→ WORK TO BE COMPLETED: Each line in the data must be reproduced as written, except for any picture.
******************************
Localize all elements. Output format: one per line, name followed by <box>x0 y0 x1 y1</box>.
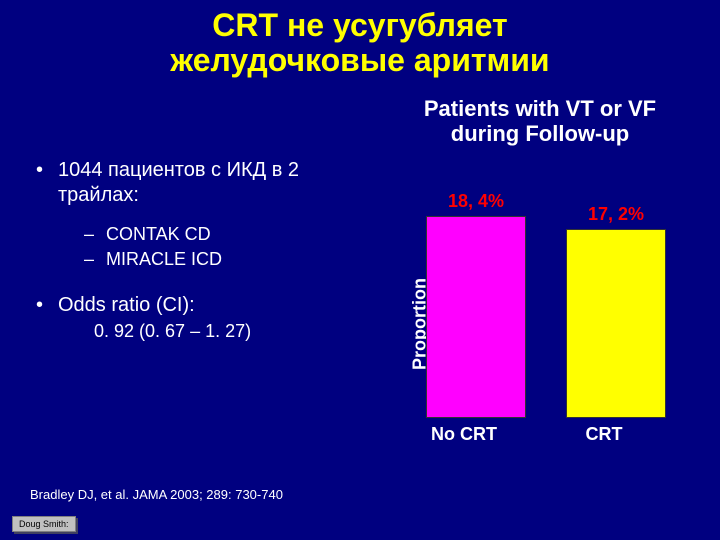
slide-title: CRT не усугубляет желудочковые аритмии <box>0 0 720 78</box>
bullet-list: • 1044 пациентов с ИКД в 2 трайлах: – CO… <box>36 158 376 342</box>
chart-title-line-1: Patients with VT or VF <box>380 96 700 121</box>
footer-tag: Doug Smith: <box>12 516 76 532</box>
plot-area: 18, 4%17, 2% <box>408 198 696 418</box>
sub-bullets: – CONTAK CD – MIRACLE ICD <box>84 222 376 272</box>
bar-chart: Proportion 18, 4%17, 2% No CRTCRT <box>396 198 696 450</box>
bullet-2-text: Odds ratio (CI): <box>58 294 195 317</box>
bar-value-label: 17, 2% <box>566 204 666 225</box>
chart-title-line-2: during Follow-up <box>380 121 700 146</box>
citation: Bradley DJ, et al. JAMA 2003; 289: 730-7… <box>30 487 283 502</box>
title-line-2: желудочковые аритмии <box>0 43 720 78</box>
x-tick-label: CRT <box>534 424 674 445</box>
dash-icon: – <box>84 222 106 247</box>
dash-icon: – <box>84 247 106 272</box>
bar <box>426 216 526 418</box>
bullet-dot-icon: • <box>36 158 58 208</box>
bullet-1-text: 1044 пациентов с ИКД в 2 трайлах: <box>58 158 376 208</box>
sub-bullet-2-text: MIRACLE ICD <box>106 247 222 272</box>
sub-bullet-1: – CONTAK CD <box>84 222 376 247</box>
chart-title: Patients with VT or VF during Follow-up <box>380 96 700 147</box>
bar <box>566 229 666 418</box>
x-tick-label: No CRT <box>394 424 534 445</box>
bullet-2: • Odds ratio (CI): <box>36 294 376 317</box>
sub-bullet-2: – MIRACLE ICD <box>84 247 376 272</box>
sub-bullet-1-text: CONTAK CD <box>106 222 211 247</box>
bullet-1: • 1044 пациентов с ИКД в 2 трайлах: <box>36 158 376 208</box>
bullet-dot-icon: • <box>36 294 58 317</box>
bar-value-label: 18, 4% <box>426 191 526 212</box>
bullet-2-value: 0. 92 (0. 67 – 1. 27) <box>94 321 376 342</box>
title-line-1: CRT не усугубляет <box>0 8 720 43</box>
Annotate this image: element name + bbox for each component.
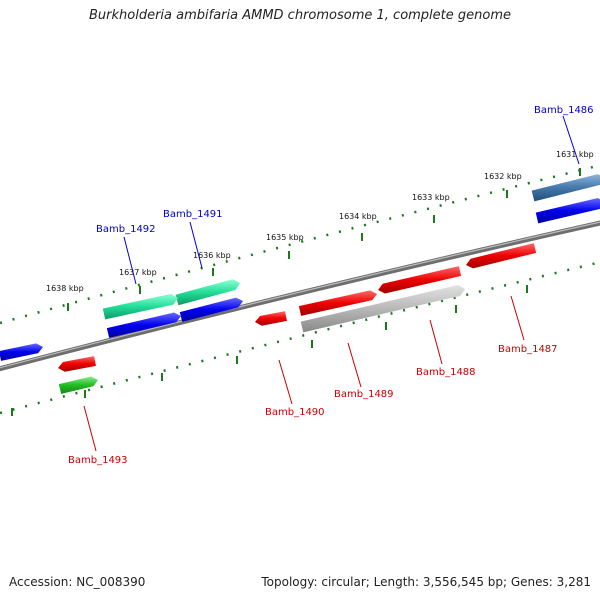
gene-features	[0, 174, 600, 394]
leader-line	[562, 115, 580, 165]
gene-arrow[interactable]	[298, 290, 377, 316]
outer-scale-ring	[0, 163, 600, 325]
gene-arrow[interactable]	[58, 356, 96, 372]
leader-line	[189, 221, 203, 269]
tick-label: 1638 kbp	[46, 284, 84, 293]
tick-label: 1633 kbp	[412, 193, 450, 202]
gene-arrow[interactable]	[102, 293, 178, 320]
gene-arrow[interactable]	[58, 376, 98, 394]
tick-label: 1632 kbp	[484, 172, 522, 181]
tick-label: 1631 kbp	[556, 150, 594, 159]
gene-label[interactable]: Bamb_1488	[416, 367, 476, 378]
chromosome-backbone-highlight	[0, 221, 600, 369]
gene-arrow[interactable]	[106, 312, 181, 338]
gene-label[interactable]: Bamb_1487	[498, 344, 558, 355]
accession-text: Accession: NC_008390	[9, 575, 146, 589]
gene-label[interactable]: Bamb_1493	[68, 455, 128, 466]
tick-label: 1635 kbp	[266, 233, 304, 242]
tick-label: 1634 kbp	[339, 212, 377, 221]
leader-line	[83, 405, 97, 452]
gene-arrow[interactable]	[466, 243, 537, 269]
inner-scale-ring	[0, 260, 600, 415]
gene-label[interactable]: Bamb_1491	[163, 209, 223, 220]
leader-line	[278, 359, 293, 405]
inner-major-ticks	[11, 285, 528, 416]
gene-label[interactable]: Bamb_1489	[334, 389, 394, 400]
outer-major-ticks	[67, 168, 581, 311]
gene-arrow[interactable]	[535, 198, 600, 224]
gene-label[interactable]: Bamb_1486	[534, 105, 594, 116]
chromosome-backbone	[0, 220, 600, 372]
gene-arrow[interactable]	[255, 311, 287, 326]
gene-label[interactable]: Bamb_1490	[265, 407, 325, 418]
leader-line	[510, 295, 525, 341]
gene-labels: Bamb_1486 Bamb_1487 Bamb_1488 Bamb_1489 Bamb…	[68, 105, 594, 466]
gene-arrow[interactable]	[0, 343, 43, 361]
gene-arrow[interactable]	[531, 174, 600, 202]
tick-labels: 1638 kbp 1637 kbp 1636 kbp 1635 kbp 1634 kbp…	[46, 150, 594, 293]
map-title: Burkholderia ambifaria AMMD chromosome 1…	[88, 8, 512, 23]
gene-arrow[interactable]	[300, 285, 465, 333]
genome-summary: Topology: circular; Length: 3,556,545 bp…	[261, 575, 591, 589]
tick-label: 1637 kbp	[119, 268, 157, 277]
gene-arrow[interactable]	[179, 297, 243, 322]
gene-label[interactable]: Bamb_1492	[96, 224, 156, 235]
leader-line	[123, 236, 137, 285]
gene-arrow[interactable]	[378, 266, 462, 294]
leader-line	[347, 342, 362, 388]
tick-label: 1636 kbp	[193, 251, 231, 260]
gene-arrow[interactable]	[175, 279, 240, 306]
leader-line	[429, 319, 443, 365]
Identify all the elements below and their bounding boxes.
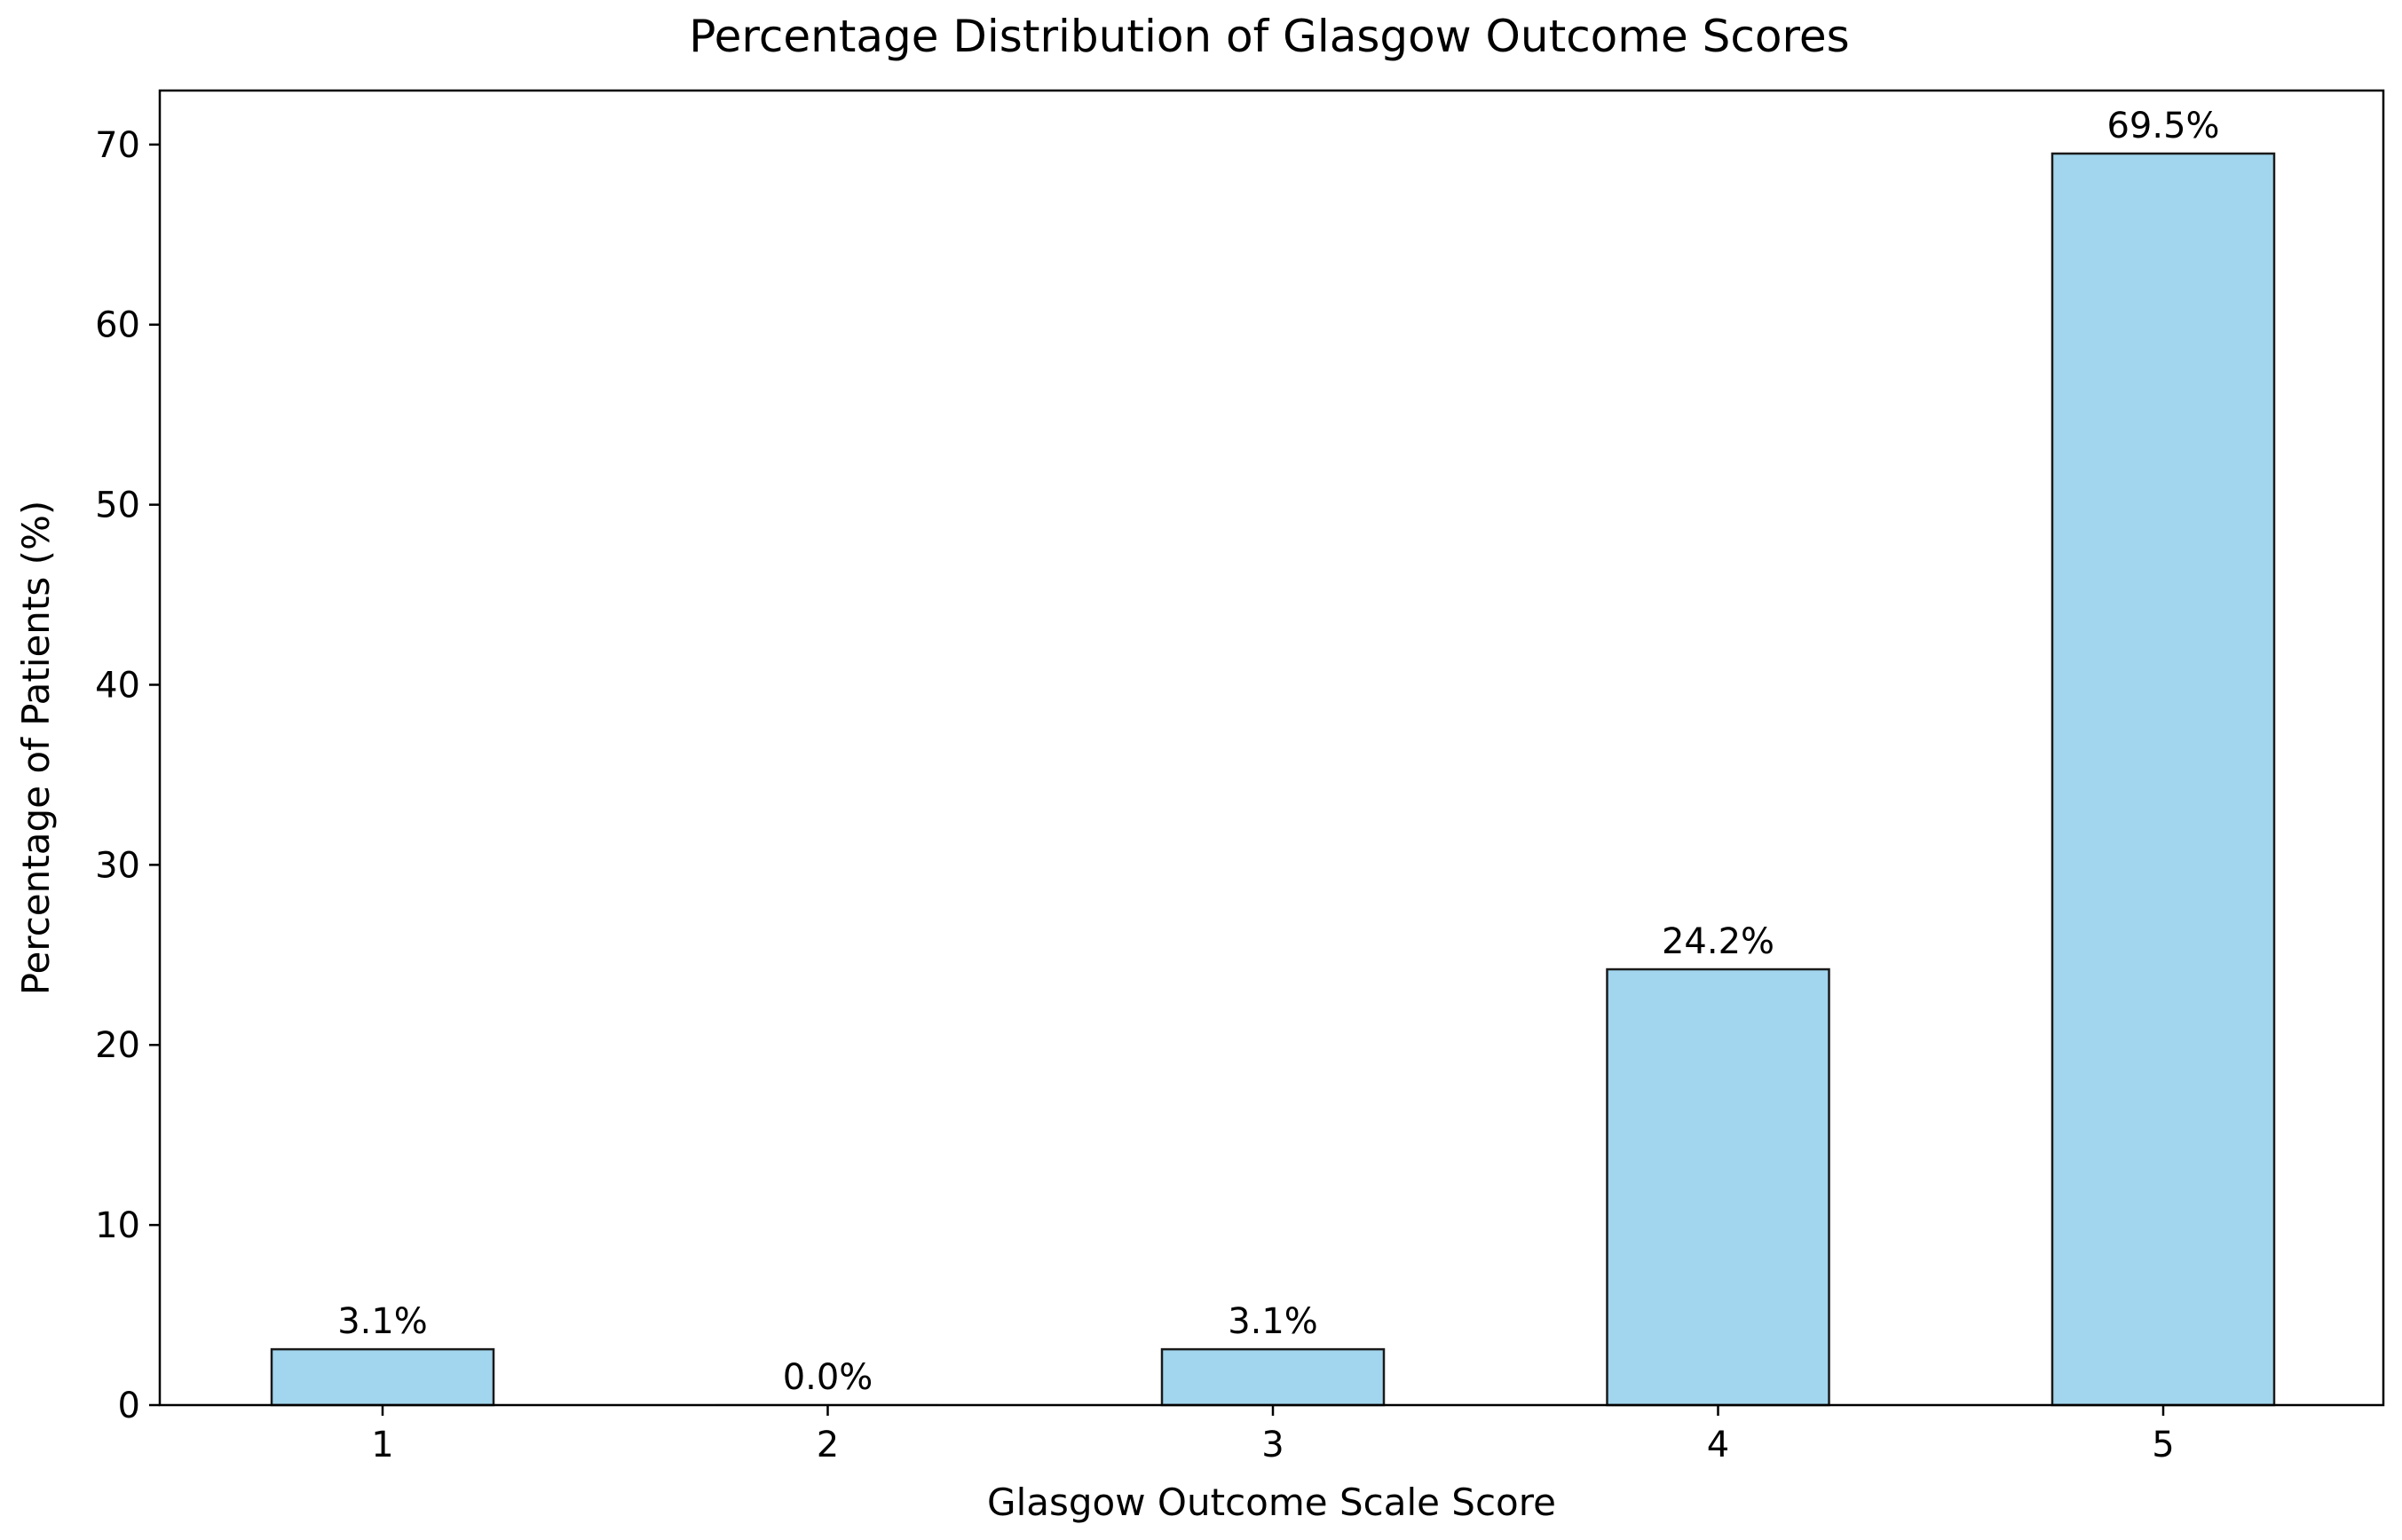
y-tick-label-40: 40 xyxy=(95,665,140,706)
y-tick-label-20: 20 xyxy=(95,1025,140,1066)
y-tick-label-0: 0 xyxy=(118,1386,140,1426)
chart-title: Percentage Distribution of Glasgow Outco… xyxy=(689,11,1849,62)
bar-1 xyxy=(270,1347,495,1407)
y-tick-label-30: 30 xyxy=(95,845,140,886)
y-tick-label-50: 50 xyxy=(95,486,140,526)
y-tick-label-70: 70 xyxy=(95,125,140,166)
x-tick-label-1: 1 xyxy=(371,1425,393,1465)
data-label-4: 24.2% xyxy=(1662,921,1774,962)
data-label-5: 69.5% xyxy=(2106,106,2219,146)
bar-4 xyxy=(1606,967,1830,1407)
bar-3 xyxy=(1160,1347,1386,1407)
bars-group xyxy=(270,152,2276,1407)
bar-5 xyxy=(2050,152,2276,1407)
data-label-1: 3.1% xyxy=(337,1301,428,1342)
x-tick-label-4: 4 xyxy=(1707,1425,1729,1465)
x-tick-label-3: 3 xyxy=(1261,1425,1284,1465)
x-tick-label-2: 2 xyxy=(817,1425,839,1465)
data-labels-group: 3.1% 0.0% 3.1% 24.2% 69.5% xyxy=(337,106,2219,1398)
plot-area-frame xyxy=(158,89,2385,1407)
data-label-2: 0.0% xyxy=(783,1357,873,1398)
x-tick-label-5: 5 xyxy=(2152,1425,2174,1465)
data-label-3: 3.1% xyxy=(1228,1301,1318,1342)
y-tick-label-60: 60 xyxy=(95,305,140,346)
y-axis-label: Percentage of Patients (%) xyxy=(14,501,58,996)
x-axis-label: Glasgow Outcome Scale Score xyxy=(987,1481,1556,1524)
y-axis-ticks: 0 10 20 30 40 50 60 70 xyxy=(95,125,160,1426)
y-tick-label-10: 10 xyxy=(95,1205,140,1246)
x-axis-ticks: 1 2 3 4 5 xyxy=(371,1405,2175,1465)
******************************
→ PROBLEM SOLUTION:
Localize all elements. Output format: one per line, name followed by <box>x0 y0 x1 y1</box>.
slide-title: CRT не усугубляет желудочковые аритмии <box>0 0 720 78</box>
bullet-list: • 1044 пациентов с ИКД в 2 трайлах: – CO… <box>36 158 376 342</box>
chart-title-line-1: Patients with VT or VF <box>380 96 700 121</box>
footer-tag: Doug Smith: <box>12 516 76 532</box>
plot-area: 18, 4%17, 2% <box>408 198 696 418</box>
sub-bullets: – CONTAK CD – MIRACLE ICD <box>84 222 376 272</box>
bar-chart: Proportion 18, 4%17, 2% No CRTCRT <box>396 198 696 450</box>
bullet-2-text: Odds ratio (CI): <box>58 294 195 317</box>
bar-value-label: 17, 2% <box>566 204 666 225</box>
chart-title-line-2: during Follow-up <box>380 121 700 146</box>
citation: Bradley DJ, et al. JAMA 2003; 289: 730-7… <box>30 487 283 502</box>
title-line-2: желудочковые аритмии <box>0 43 720 78</box>
x-tick-label: CRT <box>534 424 674 445</box>
dash-icon: – <box>84 222 106 247</box>
dash-icon: – <box>84 247 106 272</box>
bar <box>426 216 526 418</box>
bullet-dot-icon: • <box>36 158 58 208</box>
bullet-1-text: 1044 пациентов с ИКД в 2 трайлах: <box>58 158 376 208</box>
sub-bullet-2-text: MIRACLE ICD <box>106 247 222 272</box>
sub-bullet-1: – CONTAK CD <box>84 222 376 247</box>
chart-title: Patients with VT or VF during Follow-up <box>380 96 700 147</box>
bar <box>566 229 666 418</box>
x-tick-label: No CRT <box>394 424 534 445</box>
bullet-2: • Odds ratio (CI): <box>36 294 376 317</box>
sub-bullet-2: – MIRACLE ICD <box>84 247 376 272</box>
sub-bullet-1-text: CONTAK CD <box>106 222 211 247</box>
bullet-1: • 1044 пациентов с ИКД в 2 трайлах: <box>36 158 376 208</box>
bullet-dot-icon: • <box>36 294 58 317</box>
bar-value-label: 18, 4% <box>426 191 526 212</box>
bullet-2-value: 0. 92 (0. 67 – 1. 27) <box>94 321 376 342</box>
title-line-1: CRT не усугубляет <box>0 8 720 43</box>
Annotate this image: element name + bbox for each component.
gene-features	[0, 174, 600, 394]
leader-line	[562, 115, 580, 165]
gene-arrow[interactable]	[298, 290, 377, 316]
outer-scale-ring	[0, 163, 600, 325]
gene-arrow[interactable]	[58, 356, 96, 372]
leader-line	[189, 221, 203, 269]
tick-label: 1638 kbp	[46, 284, 84, 293]
tick-label: 1633 kbp	[412, 193, 450, 202]
gene-arrow[interactable]	[102, 293, 178, 320]
gene-arrow[interactable]	[58, 376, 98, 394]
tick-label: 1632 kbp	[484, 172, 522, 181]
tick-label: 1631 kbp	[556, 150, 594, 159]
gene-label[interactable]: Bamb_1488	[416, 367, 476, 378]
chromosome-backbone-highlight	[0, 221, 600, 369]
gene-arrow[interactable]	[106, 312, 181, 338]
gene-label[interactable]: Bamb_1487	[498, 344, 558, 355]
accession-text: Accession: NC_008390	[9, 575, 146, 589]
gene-label[interactable]: Bamb_1493	[68, 455, 128, 466]
tick-label: 1635 kbp	[266, 233, 304, 242]
tick-label: 1634 kbp	[339, 212, 377, 221]
leader-line	[83, 405, 97, 452]
gene-arrow[interactable]	[466, 243, 537, 269]
inner-scale-ring	[0, 260, 600, 415]
gene-label[interactable]: Bamb_1491	[163, 209, 223, 220]
leader-line	[278, 359, 293, 405]
inner-major-ticks	[11, 285, 528, 416]
gene-label[interactable]: Bamb_1489	[334, 389, 394, 400]
outer-major-ticks	[67, 168, 581, 311]
gene-arrow[interactable]	[535, 198, 600, 224]
gene-label[interactable]: Bamb_1486	[534, 105, 594, 116]
chromosome-backbone	[0, 220, 600, 372]
gene-arrow[interactable]	[255, 311, 287, 326]
gene-label[interactable]: Bamb_1490	[265, 407, 325, 418]
leader-line	[510, 295, 525, 341]
gene-labels: Bamb_1486 Bamb_1487 Bamb_1488 Bamb_1489 Bamb…	[68, 105, 594, 466]
gene-arrow[interactable]	[0, 343, 43, 361]
gene-arrow[interactable]	[531, 174, 600, 202]
tick-labels: 1638 kbp 1637 kbp 1636 kbp 1635 kbp 1634 kbp…	[46, 150, 594, 293]
map-title: Burkholderia ambifaria AMMD chromosome 1…	[88, 8, 512, 23]
gene-arrow[interactable]	[300, 285, 465, 333]
genome-summary: Topology: circular; Length: 3,556,545 bp…	[261, 575, 591, 589]
tick-label: 1637 kbp	[119, 268, 157, 277]
gene-arrow[interactable]	[179, 297, 243, 322]
gene-label[interactable]: Bamb_1492	[96, 224, 156, 235]
leader-line	[123, 236, 137, 285]
gene-arrow[interactable]	[378, 266, 462, 294]
leader-line	[347, 342, 362, 388]
tick-label: 1636 kbp	[193, 251, 231, 260]
gene-arrow[interactable]	[175, 279, 240, 306]
leader-line	[429, 319, 443, 365]
Identify all the elements below and their bounding boxes.
y-tick-label-40: 40 xyxy=(95,665,140,706)
y-tick-label-20: 20 xyxy=(95,1025,140,1066)
y-tick-label-0: 0 xyxy=(118,1386,140,1426)
chart-title: Percentage Distribution of Glasgow Outco… xyxy=(689,11,1849,62)
bar-1 xyxy=(270,1347,495,1407)
y-tick-label-30: 30 xyxy=(95,845,140,886)
y-tick-label-50: 50 xyxy=(95,486,140,526)
y-tick-label-70: 70 xyxy=(95,125,140,166)
x-tick-label-1: 1 xyxy=(371,1425,393,1465)
data-label-4: 24.2% xyxy=(1662,921,1774,962)
data-label-5: 69.5% xyxy=(2106,106,2219,146)
bar-4 xyxy=(1606,967,1830,1407)
bar-3 xyxy=(1160,1347,1386,1407)
bars-group xyxy=(270,152,2276,1407)
bar-5 xyxy=(2050,152,2276,1407)
data-label-1: 3.1% xyxy=(337,1301,428,1342)
x-tick-label-4: 4 xyxy=(1707,1425,1729,1465)
x-tick-label-3: 3 xyxy=(1261,1425,1284,1465)
x-tick-label-2: 2 xyxy=(817,1425,839,1465)
data-labels-group: 3.1% 0.0% 3.1% 24.2% 69.5% xyxy=(337,106,2219,1398)
plot-area-frame xyxy=(158,89,2385,1407)
data-label-2: 0.0% xyxy=(783,1357,873,1398)
x-tick-label-5: 5 xyxy=(2152,1425,2174,1465)
data-label-3: 3.1% xyxy=(1228,1301,1318,1342)
y-tick-label-60: 60 xyxy=(95,305,140,346)
y-axis-label: Percentage of Patients (%) xyxy=(14,501,58,996)
x-axis-label: Glasgow Outcome Scale Score xyxy=(987,1481,1556,1524)
y-axis-ticks: 0 10 20 30 40 50 60 70 xyxy=(95,125,160,1426)
y-tick-label-10: 10 xyxy=(95,1205,140,1246)
x-axis-ticks: 1 2 3 4 5 xyxy=(371,1405,2175,1465)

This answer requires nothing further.